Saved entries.
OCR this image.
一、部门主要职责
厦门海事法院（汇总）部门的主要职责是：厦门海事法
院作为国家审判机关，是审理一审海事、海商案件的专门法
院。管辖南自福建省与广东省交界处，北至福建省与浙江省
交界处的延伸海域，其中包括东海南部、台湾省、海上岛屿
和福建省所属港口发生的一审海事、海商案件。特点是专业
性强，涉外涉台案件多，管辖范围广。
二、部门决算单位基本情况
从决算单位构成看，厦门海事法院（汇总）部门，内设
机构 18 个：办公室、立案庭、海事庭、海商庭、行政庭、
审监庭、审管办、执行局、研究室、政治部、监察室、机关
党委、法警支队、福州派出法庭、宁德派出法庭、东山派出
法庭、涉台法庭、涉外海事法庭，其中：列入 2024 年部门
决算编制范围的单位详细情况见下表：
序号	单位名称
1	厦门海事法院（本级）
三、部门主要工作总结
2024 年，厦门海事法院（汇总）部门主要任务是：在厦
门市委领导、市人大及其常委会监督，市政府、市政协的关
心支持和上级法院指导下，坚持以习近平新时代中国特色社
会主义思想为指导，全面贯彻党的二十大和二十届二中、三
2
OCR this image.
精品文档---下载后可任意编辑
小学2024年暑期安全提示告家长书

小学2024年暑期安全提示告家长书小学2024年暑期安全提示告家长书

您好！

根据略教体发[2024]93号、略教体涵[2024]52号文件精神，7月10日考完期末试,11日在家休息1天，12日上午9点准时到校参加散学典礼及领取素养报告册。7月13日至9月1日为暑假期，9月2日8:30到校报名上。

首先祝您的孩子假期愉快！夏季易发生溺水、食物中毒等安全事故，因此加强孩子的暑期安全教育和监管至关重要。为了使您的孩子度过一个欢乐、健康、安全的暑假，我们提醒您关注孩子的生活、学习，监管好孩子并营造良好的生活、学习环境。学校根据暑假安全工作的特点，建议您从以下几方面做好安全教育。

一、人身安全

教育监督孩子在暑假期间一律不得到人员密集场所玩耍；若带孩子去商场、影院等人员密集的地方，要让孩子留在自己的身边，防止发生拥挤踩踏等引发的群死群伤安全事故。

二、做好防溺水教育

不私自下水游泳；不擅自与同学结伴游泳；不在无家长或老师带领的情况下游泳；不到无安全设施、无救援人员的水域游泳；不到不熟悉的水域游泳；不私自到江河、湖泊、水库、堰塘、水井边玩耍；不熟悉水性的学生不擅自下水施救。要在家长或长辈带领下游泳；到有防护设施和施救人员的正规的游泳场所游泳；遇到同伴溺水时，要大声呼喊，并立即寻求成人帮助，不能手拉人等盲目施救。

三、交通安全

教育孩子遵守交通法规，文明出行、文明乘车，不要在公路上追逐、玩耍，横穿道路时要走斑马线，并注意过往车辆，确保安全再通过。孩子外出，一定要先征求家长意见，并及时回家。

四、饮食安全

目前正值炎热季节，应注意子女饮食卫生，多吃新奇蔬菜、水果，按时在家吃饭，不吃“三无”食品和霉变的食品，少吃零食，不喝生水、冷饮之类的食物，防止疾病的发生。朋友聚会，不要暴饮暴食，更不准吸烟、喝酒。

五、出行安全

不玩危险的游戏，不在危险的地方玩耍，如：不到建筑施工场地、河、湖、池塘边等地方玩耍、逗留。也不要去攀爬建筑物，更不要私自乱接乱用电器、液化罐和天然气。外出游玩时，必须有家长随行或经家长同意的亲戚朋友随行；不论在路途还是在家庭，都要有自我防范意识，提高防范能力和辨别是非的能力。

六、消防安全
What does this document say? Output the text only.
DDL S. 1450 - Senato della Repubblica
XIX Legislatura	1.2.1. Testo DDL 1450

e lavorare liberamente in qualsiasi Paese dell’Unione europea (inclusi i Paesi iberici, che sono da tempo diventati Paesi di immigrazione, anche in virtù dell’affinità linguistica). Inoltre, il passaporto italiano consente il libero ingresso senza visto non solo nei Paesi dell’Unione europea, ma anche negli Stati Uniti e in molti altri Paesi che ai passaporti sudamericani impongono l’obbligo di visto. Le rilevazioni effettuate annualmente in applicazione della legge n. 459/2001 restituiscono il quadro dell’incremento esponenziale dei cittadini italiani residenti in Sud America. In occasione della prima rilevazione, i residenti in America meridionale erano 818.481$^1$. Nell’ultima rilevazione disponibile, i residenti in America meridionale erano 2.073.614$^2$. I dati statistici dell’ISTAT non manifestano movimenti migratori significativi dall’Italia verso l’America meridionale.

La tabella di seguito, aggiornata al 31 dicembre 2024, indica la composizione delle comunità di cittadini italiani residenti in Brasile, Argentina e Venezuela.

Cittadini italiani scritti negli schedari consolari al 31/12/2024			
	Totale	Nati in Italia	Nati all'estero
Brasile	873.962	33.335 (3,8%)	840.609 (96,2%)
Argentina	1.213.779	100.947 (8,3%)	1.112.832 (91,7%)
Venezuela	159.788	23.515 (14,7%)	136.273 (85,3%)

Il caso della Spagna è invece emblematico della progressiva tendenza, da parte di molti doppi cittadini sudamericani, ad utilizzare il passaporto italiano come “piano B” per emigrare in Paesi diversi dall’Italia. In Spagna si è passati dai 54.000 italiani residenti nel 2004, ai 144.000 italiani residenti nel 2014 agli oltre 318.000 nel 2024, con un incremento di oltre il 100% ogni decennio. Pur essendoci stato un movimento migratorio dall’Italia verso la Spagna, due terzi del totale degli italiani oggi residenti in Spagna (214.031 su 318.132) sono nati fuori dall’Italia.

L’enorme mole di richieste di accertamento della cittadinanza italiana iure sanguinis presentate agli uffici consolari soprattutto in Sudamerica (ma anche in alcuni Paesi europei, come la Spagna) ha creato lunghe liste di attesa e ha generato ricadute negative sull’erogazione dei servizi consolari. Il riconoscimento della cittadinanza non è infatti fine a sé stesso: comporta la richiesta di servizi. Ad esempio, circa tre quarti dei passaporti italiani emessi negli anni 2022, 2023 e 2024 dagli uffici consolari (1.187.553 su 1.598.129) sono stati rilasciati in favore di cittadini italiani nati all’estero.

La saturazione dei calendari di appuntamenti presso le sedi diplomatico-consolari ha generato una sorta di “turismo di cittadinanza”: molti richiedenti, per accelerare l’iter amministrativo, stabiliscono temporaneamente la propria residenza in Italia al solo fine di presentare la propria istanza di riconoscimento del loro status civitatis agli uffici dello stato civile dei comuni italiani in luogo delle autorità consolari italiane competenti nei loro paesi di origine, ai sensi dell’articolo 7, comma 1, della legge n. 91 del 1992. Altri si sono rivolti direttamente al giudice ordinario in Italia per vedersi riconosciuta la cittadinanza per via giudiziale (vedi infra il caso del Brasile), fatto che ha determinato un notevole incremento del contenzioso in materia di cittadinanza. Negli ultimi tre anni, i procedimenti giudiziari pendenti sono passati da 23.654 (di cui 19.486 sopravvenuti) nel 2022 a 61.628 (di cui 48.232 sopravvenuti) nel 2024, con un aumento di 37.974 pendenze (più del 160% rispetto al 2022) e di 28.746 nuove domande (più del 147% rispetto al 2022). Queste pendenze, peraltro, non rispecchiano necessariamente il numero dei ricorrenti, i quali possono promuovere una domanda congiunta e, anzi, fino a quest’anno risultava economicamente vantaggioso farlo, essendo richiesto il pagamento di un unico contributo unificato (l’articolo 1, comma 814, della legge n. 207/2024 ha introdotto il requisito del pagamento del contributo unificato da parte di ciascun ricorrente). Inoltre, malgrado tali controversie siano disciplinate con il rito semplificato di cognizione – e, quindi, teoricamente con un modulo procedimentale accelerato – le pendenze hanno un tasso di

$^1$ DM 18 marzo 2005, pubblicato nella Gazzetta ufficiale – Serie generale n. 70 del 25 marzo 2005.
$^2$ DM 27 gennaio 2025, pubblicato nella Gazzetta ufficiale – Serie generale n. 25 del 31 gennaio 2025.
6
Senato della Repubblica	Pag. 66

Task prompt.
Copy every line of the entries above in which "pubblicato" occurs.

Output for this task.
$^1$ DM 18 marzo 2005, pubblicato nella Gazzetta ufficiale – Serie generale n. 70 del 25 marzo 2005.
$^2$ DM 27 gennaio 2025, pubblicato nella Gazzetta ufficiale – Serie generale n. 25 del 31 gennaio 2025.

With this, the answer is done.